===== RECORDS PROVIDED =====

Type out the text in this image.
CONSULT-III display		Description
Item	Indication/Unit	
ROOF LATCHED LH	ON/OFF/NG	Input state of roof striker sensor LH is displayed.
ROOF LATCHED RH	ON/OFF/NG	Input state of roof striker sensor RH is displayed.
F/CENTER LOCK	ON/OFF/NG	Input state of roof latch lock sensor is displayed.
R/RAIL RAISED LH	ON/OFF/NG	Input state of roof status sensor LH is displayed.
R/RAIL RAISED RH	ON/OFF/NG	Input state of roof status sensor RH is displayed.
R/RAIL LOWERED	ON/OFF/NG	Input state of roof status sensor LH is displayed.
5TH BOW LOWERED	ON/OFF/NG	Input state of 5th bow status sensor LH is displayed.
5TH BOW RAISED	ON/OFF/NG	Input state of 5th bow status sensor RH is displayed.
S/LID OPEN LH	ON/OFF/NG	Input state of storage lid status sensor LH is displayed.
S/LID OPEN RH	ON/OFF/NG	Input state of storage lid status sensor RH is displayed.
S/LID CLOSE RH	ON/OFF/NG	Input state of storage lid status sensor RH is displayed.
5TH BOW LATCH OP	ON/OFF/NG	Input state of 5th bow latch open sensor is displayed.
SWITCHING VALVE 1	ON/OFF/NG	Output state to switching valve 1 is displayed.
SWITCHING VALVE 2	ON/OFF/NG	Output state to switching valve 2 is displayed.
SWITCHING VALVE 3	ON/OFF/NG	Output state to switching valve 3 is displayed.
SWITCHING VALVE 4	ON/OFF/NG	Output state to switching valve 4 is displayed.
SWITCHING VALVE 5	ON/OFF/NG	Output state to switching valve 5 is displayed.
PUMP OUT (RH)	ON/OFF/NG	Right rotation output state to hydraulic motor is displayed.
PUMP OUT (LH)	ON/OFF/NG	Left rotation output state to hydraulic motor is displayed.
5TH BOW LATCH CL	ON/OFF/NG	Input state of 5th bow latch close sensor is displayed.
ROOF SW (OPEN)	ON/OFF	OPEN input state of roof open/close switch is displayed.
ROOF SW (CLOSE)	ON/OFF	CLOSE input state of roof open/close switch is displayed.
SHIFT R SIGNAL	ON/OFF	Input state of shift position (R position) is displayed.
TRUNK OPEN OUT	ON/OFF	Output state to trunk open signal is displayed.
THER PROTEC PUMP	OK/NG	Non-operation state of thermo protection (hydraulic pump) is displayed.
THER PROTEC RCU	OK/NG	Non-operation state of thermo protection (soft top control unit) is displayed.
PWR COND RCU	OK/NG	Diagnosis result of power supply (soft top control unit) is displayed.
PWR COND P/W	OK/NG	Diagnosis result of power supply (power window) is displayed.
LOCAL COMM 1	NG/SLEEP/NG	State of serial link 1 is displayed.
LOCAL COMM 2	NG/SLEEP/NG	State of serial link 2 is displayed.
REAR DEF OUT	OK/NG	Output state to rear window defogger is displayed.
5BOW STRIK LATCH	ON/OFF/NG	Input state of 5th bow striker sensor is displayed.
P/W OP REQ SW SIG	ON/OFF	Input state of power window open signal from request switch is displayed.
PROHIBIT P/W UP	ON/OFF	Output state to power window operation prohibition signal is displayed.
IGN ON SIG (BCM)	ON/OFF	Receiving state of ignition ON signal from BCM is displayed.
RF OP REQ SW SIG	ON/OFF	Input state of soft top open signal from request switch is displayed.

=====
===== RECORDS PROVIDED =====

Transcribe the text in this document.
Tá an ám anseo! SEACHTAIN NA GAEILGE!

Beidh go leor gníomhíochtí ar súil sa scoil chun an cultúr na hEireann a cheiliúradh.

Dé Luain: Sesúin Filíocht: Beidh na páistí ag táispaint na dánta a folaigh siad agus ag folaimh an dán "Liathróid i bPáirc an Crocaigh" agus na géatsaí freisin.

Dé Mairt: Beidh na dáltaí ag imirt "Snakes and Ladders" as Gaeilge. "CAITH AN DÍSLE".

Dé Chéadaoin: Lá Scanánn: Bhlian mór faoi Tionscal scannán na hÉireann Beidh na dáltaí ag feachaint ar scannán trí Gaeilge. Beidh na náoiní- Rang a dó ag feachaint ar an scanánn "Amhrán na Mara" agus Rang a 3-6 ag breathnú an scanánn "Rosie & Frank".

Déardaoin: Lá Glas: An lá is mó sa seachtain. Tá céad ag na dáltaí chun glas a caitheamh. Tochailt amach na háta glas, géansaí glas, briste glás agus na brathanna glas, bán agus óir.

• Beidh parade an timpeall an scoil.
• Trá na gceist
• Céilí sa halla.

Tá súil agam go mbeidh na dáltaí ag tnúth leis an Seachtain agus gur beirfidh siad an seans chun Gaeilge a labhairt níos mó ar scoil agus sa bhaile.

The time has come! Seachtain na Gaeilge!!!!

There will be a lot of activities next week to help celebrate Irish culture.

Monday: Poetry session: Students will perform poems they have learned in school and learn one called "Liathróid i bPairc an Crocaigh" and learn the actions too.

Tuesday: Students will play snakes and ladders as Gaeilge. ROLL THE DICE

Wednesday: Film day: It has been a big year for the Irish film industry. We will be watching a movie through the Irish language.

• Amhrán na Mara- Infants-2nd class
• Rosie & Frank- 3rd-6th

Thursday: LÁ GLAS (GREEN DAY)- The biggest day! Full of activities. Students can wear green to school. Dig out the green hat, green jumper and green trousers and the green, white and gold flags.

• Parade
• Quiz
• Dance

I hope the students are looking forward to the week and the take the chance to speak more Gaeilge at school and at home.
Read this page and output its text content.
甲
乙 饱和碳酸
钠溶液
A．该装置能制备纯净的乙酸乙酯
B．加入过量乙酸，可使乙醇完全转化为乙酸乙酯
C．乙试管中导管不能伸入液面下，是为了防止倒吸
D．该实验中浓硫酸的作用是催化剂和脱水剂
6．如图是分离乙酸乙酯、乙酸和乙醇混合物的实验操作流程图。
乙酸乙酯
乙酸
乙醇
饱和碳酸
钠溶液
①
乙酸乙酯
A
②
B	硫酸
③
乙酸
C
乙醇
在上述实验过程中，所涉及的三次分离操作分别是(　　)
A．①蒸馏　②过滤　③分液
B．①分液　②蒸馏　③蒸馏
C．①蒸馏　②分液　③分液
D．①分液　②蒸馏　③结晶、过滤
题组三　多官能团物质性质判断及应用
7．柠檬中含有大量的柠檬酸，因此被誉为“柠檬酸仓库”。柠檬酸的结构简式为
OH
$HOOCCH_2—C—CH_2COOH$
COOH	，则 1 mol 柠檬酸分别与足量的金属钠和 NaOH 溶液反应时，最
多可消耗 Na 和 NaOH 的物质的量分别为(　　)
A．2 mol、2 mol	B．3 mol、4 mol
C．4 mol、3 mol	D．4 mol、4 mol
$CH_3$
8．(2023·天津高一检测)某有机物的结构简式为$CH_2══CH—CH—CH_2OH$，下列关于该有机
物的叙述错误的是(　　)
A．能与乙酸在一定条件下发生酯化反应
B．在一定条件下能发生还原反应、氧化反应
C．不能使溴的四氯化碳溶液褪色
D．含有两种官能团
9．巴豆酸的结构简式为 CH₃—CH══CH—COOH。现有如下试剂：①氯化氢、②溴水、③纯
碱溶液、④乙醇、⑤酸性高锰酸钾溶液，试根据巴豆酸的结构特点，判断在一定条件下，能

=====

**WORK REQUIRED:** For the material, find the number of lines holding the word "text" and give that figure and nothing more.

**TASK OUTPUT:** 3